TASK DESCRIPTION: Pick out the lines below with "Incidenza" and list them.

start SUPPLIED INFORMATION

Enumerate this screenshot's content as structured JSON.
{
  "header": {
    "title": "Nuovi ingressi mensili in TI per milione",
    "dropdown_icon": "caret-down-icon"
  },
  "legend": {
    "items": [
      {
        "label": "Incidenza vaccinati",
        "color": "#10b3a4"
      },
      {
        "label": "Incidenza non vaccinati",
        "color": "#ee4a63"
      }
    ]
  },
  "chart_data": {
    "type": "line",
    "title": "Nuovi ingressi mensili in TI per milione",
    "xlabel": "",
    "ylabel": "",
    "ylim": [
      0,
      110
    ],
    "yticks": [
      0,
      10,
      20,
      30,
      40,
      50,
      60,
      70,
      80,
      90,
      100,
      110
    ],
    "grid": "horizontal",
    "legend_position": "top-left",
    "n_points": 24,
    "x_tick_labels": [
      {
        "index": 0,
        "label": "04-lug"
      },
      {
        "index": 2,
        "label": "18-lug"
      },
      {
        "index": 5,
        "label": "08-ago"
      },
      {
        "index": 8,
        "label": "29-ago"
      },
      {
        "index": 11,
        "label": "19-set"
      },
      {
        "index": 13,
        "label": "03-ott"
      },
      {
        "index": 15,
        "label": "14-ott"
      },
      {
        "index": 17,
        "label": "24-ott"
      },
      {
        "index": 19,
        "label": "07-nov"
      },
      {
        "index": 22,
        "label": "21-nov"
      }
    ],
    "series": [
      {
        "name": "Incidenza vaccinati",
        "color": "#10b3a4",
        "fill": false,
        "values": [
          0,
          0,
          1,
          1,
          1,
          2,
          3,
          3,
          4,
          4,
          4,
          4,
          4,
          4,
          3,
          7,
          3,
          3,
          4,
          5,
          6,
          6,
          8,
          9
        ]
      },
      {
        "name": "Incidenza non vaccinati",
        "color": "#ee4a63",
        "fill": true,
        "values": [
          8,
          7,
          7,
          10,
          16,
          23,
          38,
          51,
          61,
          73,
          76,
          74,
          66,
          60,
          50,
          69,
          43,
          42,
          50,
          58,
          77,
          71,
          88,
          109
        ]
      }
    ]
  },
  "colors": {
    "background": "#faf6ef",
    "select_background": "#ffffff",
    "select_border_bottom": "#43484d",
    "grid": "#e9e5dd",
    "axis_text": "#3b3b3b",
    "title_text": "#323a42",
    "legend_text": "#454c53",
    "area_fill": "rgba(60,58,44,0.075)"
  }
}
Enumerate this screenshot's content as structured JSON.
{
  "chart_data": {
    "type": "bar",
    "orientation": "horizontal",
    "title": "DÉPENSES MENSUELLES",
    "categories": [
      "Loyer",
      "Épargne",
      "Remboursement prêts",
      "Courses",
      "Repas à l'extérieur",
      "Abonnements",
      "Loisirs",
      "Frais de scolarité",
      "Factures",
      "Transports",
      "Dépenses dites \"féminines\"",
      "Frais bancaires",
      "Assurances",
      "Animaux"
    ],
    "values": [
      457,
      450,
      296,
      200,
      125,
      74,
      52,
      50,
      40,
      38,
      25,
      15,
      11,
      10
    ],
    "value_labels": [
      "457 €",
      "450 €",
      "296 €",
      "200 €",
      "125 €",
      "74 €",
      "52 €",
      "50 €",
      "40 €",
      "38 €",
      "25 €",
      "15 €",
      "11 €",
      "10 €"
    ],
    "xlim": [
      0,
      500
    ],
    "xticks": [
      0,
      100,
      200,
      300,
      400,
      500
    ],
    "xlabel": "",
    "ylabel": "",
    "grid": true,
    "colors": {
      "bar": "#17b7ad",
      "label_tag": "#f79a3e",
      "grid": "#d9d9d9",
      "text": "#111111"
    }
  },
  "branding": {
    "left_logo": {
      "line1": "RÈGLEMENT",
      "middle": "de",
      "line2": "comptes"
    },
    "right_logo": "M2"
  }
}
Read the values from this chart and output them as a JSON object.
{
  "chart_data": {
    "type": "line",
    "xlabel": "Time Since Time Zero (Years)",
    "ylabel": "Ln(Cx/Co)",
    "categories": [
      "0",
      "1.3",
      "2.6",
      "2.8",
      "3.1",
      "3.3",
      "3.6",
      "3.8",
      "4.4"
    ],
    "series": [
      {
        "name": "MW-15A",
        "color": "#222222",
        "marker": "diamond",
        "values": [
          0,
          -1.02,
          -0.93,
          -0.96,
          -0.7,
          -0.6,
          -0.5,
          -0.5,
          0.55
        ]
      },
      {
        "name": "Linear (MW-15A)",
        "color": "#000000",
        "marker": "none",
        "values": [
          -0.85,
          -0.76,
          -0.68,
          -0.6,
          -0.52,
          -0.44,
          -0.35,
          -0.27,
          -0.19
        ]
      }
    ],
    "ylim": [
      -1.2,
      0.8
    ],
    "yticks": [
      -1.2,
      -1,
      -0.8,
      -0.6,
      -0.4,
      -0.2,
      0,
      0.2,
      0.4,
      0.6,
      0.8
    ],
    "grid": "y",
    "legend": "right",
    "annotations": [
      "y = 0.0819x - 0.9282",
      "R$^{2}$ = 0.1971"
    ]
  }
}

end SUPPLIED INFORMATION

SOLUTION BELOW:
        "label": "Incidenza vaccinati",
        "label": "Incidenza non vaccinati",
        "name": "Incidenza vaccinati",
        "name": "Incidenza non vaccinati",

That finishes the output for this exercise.